* **TASK STATEMENT**
Retype the lines of the records starting at the one containing "main-product-image[interactable] xyxy=(147,248,653,837)" and ending at the one containing "sponsored-ad-banner[interactable]: Kindred Bravely", both included, with no changes.

# RECORDS FOR THIS EXERCISE start

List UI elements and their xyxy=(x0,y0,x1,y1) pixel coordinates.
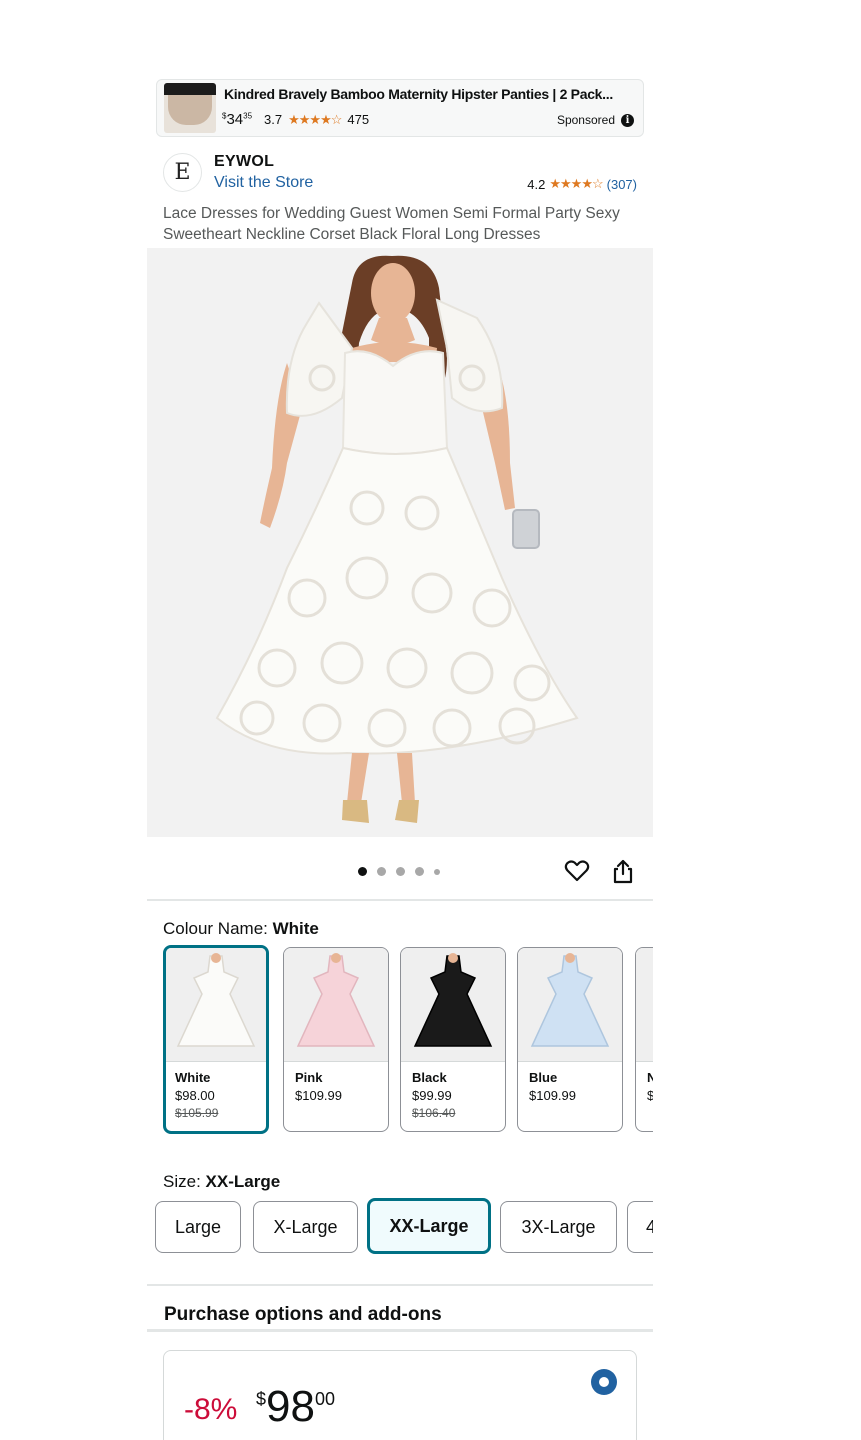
main-product-image[interactable] xyxy=(147,248,653,837)
ad-meta-row: $3435 3.7 ★★★★☆ 475 xyxy=(222,111,369,128)
carousel-dot[interactable] xyxy=(377,867,386,876)
purchase-options-heading: Purchase options and add-ons xyxy=(164,1304,442,1325)
star-rating-icon: ★★★★☆ xyxy=(549,176,603,191)
purchase-option-radio[interactable] xyxy=(591,1369,617,1395)
selected-colour: White xyxy=(272,919,319,938)
carousel-dot[interactable] xyxy=(358,867,367,876)
share-icon[interactable] xyxy=(610,858,636,884)
heart-icon[interactable] xyxy=(564,858,590,884)
swatch-thumbnail xyxy=(636,948,653,1062)
size-label: Size: XX-Large xyxy=(163,1172,281,1191)
colour-swatch-black[interactable]: Black $99.99 $106.40 xyxy=(400,947,506,1132)
size-option-x-large[interactable]: X-Large xyxy=(253,1201,358,1253)
swatch-thumbnail xyxy=(166,948,266,1062)
colour-swatch-pink[interactable]: Pink $109.99 xyxy=(283,947,389,1132)
image-carousel-indicator[interactable] xyxy=(358,867,440,876)
ad-star-rating-icon: ★★★★☆ xyxy=(288,112,342,127)
rating-value: 4.2 xyxy=(527,176,546,192)
ad-product-title[interactable]: Kindred Bravely Bamboo Maternity Hipster… xyxy=(224,86,613,102)
size-option-large[interactable]: Large xyxy=(155,1201,241,1253)
ad-product-thumbnail[interactable] xyxy=(164,83,216,133)
info-icon[interactable]: i xyxy=(621,113,634,127)
carousel-dot[interactable] xyxy=(434,868,440,875)
section-divider xyxy=(147,1329,653,1332)
section-divider xyxy=(147,1284,653,1286)
ad-price: $3435 xyxy=(222,111,253,128)
colour-swatch-white[interactable]: White $98.00 $105.99 xyxy=(163,945,269,1134)
carousel-dot[interactable] xyxy=(415,867,424,876)
swatch-thumbnail xyxy=(518,948,622,1062)
ad-rating-value: 3.7 xyxy=(264,112,283,127)
brand-logo[interactable]: E xyxy=(163,153,202,192)
carousel-dot[interactable] xyxy=(396,867,405,876)
colour-swatch-row[interactable]: White $98.00 $105.99 Pink $109.99 Black … xyxy=(163,945,653,1137)
colour-label: Colour Name: White xyxy=(163,919,319,938)
review-count-link[interactable]: (307) xyxy=(607,177,637,192)
colour-swatch-blue[interactable]: Blue $109.99 xyxy=(517,947,623,1132)
sponsored-ad-banner[interactable]: Kindred Bravely Bamboo Maternity Hipster… xyxy=(156,79,644,137)
purchase-option-card[interactable]: -8% $98 00 xyxy=(163,1350,637,1440)
swatch-thumbnail xyxy=(284,948,388,1062)
sponsored-label[interactable]: Sponsored i xyxy=(557,113,634,127)
ad-review-count: 475 xyxy=(347,112,370,127)
offer-price: $98 00 xyxy=(256,1382,335,1431)
visit-store-link[interactable]: Visit the Store xyxy=(214,174,313,192)
swatch-thumbnail xyxy=(401,948,505,1062)
colour-swatch-more[interactable]: N $ xyxy=(635,947,653,1132)
size-option-xx-large[interactable]: XX-Large xyxy=(367,1198,491,1254)
brand-name: EYWOL xyxy=(214,153,275,170)
size-option-row[interactable]: Large X-Large XX-Large 3X-Large 4 xyxy=(155,1197,653,1255)
product-rating[interactable]: 4.2 ★★★★☆ (307) xyxy=(527,176,637,192)
product-title: Lace Dresses for Wedding Guest Women Sem… xyxy=(163,205,620,243)
section-divider xyxy=(147,899,653,901)
selected-size: XX-Large xyxy=(205,1172,281,1191)
discount-percentage: -8% xyxy=(184,1393,238,1426)
size-option-4x-large[interactable]: 4 xyxy=(627,1201,653,1253)
size-option-3x-large[interactable]: 3X-Large xyxy=(500,1201,617,1253)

# RECORDS FOR THIS EXERCISE end

* **CORRECT RESPONSE**
main-product-image[interactable] xyxy=(147,248,653,837)
ad-meta-row: $3435 3.7 ★★★★☆ 475 xyxy=(222,111,369,128)
carousel-dot[interactable] xyxy=(377,867,386,876)
purchase-options-heading: Purchase options and add-ons xyxy=(164,1304,442,1325)
star-rating-icon: ★★★★☆ xyxy=(549,176,603,191)
purchase-option-radio[interactable] xyxy=(591,1369,617,1395)
selected-colour: White xyxy=(272,919,319,938)
carousel-dot[interactable] xyxy=(358,867,367,876)
share-icon[interactable] xyxy=(610,858,636,884)
heart-icon[interactable] xyxy=(564,858,590,884)
swatch-thumbnail xyxy=(636,948,653,1062)
size-label: Size: XX-Large xyxy=(163,1172,281,1191)
colour-swatch-black[interactable]: Black $99.99 $106.40 xyxy=(400,947,506,1132)
size-option-x-large[interactable]: X-Large xyxy=(253,1201,358,1253)
swatch-thumbnail xyxy=(166,948,266,1062)
colour-swatch-pink[interactable]: Pink $109.99 xyxy=(283,947,389,1132)
image-carousel-indicator[interactable] xyxy=(358,867,440,876)
ad-star-rating-icon: ★★★★☆ xyxy=(288,112,342,127)
rating-value: 4.2 xyxy=(527,176,546,192)
ad-product-title[interactable]: Kindred Bravely Bamboo Maternity Hipster… xyxy=(224,86,613,102)
size-option-large[interactable]: Large xyxy=(155,1201,241,1253)
ad-product-thumbnail[interactable] xyxy=(164,83,216,133)
info-icon[interactable]: i xyxy=(621,113,634,127)
carousel-dot[interactable] xyxy=(434,868,440,875)
section-divider xyxy=(147,1329,653,1332)
section-divider xyxy=(147,1284,653,1286)
ad-price: $3435 xyxy=(222,111,253,128)
colour-swatch-white[interactable]: White $98.00 $105.99 xyxy=(163,945,269,1134)
carousel-dot[interactable] xyxy=(415,867,424,876)
swatch-thumbnail xyxy=(518,948,622,1062)
ad-rating-value: 3.7 xyxy=(264,112,283,127)
brand-logo[interactable]: E xyxy=(163,153,202,192)
carousel-dot[interactable] xyxy=(396,867,405,876)
colour-swatch-row[interactable]: White $98.00 $105.99 Pink $109.99 Black … xyxy=(163,945,653,1137)
colour-label: Colour Name: White xyxy=(163,919,319,938)
review-count-link[interactable]: (307) xyxy=(607,177,637,192)
colour-swatch-blue[interactable]: Blue $109.99 xyxy=(517,947,623,1132)
sponsored-ad-banner[interactable]: Kindred Bravely Bamboo Maternity Hipster… xyxy=(156,79,644,137)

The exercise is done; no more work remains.